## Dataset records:
-----

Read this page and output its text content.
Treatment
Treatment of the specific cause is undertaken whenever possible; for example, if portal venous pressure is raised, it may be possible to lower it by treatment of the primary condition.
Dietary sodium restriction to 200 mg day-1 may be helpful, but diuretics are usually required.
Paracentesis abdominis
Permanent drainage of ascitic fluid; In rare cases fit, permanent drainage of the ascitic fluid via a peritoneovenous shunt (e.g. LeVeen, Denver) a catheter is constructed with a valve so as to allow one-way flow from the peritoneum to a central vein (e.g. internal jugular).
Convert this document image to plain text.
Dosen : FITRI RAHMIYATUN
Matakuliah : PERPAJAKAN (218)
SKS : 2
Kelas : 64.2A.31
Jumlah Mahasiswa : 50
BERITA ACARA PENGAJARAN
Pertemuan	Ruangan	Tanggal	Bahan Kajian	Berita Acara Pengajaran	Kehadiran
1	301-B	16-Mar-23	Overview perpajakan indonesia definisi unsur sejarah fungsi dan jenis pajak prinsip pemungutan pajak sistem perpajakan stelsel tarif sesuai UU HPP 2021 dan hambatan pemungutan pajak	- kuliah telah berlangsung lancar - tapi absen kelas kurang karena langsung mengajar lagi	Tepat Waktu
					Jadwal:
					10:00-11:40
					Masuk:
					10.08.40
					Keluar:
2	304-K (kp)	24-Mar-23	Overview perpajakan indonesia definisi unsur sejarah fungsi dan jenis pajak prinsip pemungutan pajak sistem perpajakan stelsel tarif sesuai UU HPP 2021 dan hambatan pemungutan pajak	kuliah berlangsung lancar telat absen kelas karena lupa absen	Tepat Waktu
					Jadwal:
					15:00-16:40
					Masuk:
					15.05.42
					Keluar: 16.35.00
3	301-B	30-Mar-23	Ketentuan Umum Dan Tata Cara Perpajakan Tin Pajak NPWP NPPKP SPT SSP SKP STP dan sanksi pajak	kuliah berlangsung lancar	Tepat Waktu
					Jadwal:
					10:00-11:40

-----

## Aim of the exercise:
Copy all lines from the data that hold the word "Tepat".

## Response:
1	301-B	16-Mar-23	Overview perpajakan indonesia definisi unsur sejarah fungsi dan jenis pajak prinsip pemungutan pajak sistem perpajakan stelsel tarif sesuai UU HPP 2021 dan hambatan pemungutan pajak	- kuliah telah berlangsung lancar - tapi absen kelas kurang karena langsung mengajar lagi	Tepat Waktu
2	304-K (kp)	24-Mar-23	Overview perpajakan indonesia definisi unsur sejarah fungsi dan jenis pajak prinsip pemungutan pajak sistem perpajakan stelsel tarif sesuai UU HPP 2021 dan hambatan pemungutan pajak	kuliah berlangsung lancar telat absen kelas karena lupa absen	Tepat Waktu
3	301-B	30-Mar-23	Ketentuan Umum Dan Tata Cara Perpajakan Tin Pajak NPWP NPPKP SPT SSP SKP STP dan sanksi pajak	kuliah berlangsung lancar	Tepat Waktu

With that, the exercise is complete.